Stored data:
-------------------------
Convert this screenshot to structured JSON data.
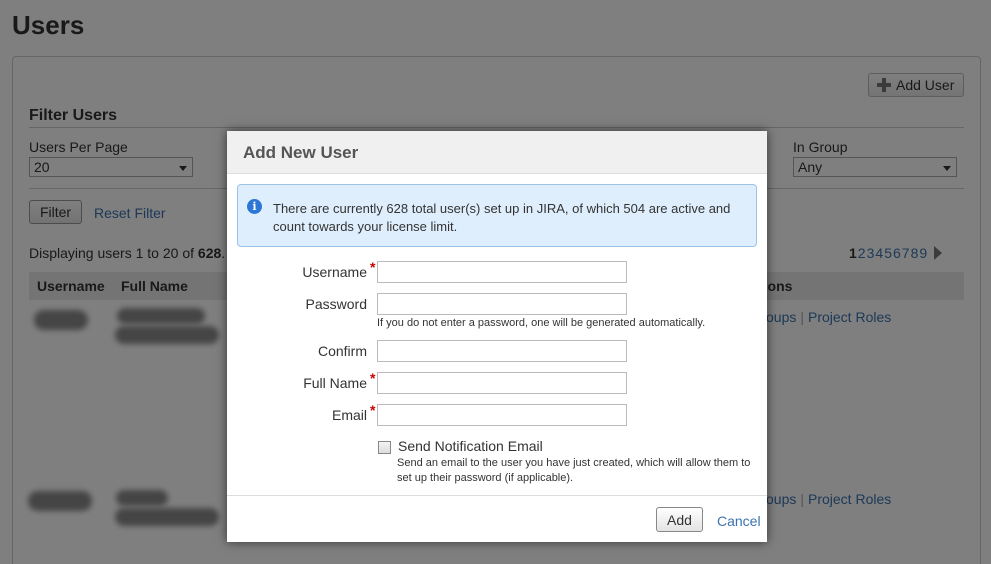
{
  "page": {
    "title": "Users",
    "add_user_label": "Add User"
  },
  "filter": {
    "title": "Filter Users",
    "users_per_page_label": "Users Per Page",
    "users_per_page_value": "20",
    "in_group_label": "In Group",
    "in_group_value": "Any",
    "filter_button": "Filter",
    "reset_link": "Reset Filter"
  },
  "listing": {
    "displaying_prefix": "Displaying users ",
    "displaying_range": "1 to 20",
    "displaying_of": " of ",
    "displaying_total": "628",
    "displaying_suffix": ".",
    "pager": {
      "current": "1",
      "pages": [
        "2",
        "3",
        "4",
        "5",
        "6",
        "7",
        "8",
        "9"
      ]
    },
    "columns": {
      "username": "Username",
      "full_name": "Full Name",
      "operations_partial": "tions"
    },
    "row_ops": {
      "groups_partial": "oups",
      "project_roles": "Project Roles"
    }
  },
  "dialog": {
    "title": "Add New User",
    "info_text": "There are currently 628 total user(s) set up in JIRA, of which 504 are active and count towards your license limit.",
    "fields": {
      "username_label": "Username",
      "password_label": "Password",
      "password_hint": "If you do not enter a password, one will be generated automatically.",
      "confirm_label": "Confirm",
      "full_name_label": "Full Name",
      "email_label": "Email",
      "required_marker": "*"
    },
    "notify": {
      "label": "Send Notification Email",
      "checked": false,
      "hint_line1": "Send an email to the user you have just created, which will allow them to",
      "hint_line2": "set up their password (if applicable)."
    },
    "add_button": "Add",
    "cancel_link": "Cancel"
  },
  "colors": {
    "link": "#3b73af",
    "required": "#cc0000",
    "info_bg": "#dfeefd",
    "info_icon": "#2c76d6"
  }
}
-------------------------
## Short task
Using the records above, output their complete text exactly, minus any images.

## The result
Convert this screenshot to structured JSON data.
{
  "page": {
    "title": "Users",
    "add_user_label": "Add User"
  },
  "filter": {
    "title": "Filter Users",
    "users_per_page_label": "Users Per Page",
    "users_per_page_value": "20",
    "in_group_label": "In Group",
    "in_group_value": "Any",
    "filter_button": "Filter",
    "reset_link": "Reset Filter"
  },
  "listing": {
    "displaying_prefix": "Displaying users ",
    "displaying_range": "1 to 20",
    "displaying_of": " of ",
    "displaying_total": "628",
    "displaying_suffix": ".",
    "pager": {
      "current": "1",
      "pages": [
        "2",
        "3",
        "4",
        "5",
        "6",
        "7",
        "8",
        "9"
      ]
    },
    "columns": {
      "username": "Username",
      "full_name": "Full Name",
      "operations_partial": "tions"
    },
    "row_ops": {
      "groups_partial": "oups",
      "project_roles": "Project Roles"
    }
  },
  "dialog": {
    "title": "Add New User",
    "info_text": "There are currently 628 total user(s) set up in JIRA, of which 504 are active and count towards your license limit.",
    "fields": {
      "username_label": "Username",
      "password_label": "Password",
      "password_hint": "If you do not enter a password, one will be generated automatically.",
      "confirm_label": "Confirm",
      "full_name_label": "Full Name",
      "email_label": "Email",
      "required_marker": "*"
    },
    "notify": {
      "label": "Send Notification Email",
      "checked": false,
      "hint_line1": "Send an email to the user you have just created, which will allow them to",
      "hint_line2": "set up their password (if applicable)."
    },
    "add_button": "Add",
    "cancel_link": "Cancel"
  },
  "colors": {
    "link": "#3b73af",
    "required": "#cc0000",
    "info_bg": "#dfeefd",
    "info_icon": "#2c76d6"
  }
}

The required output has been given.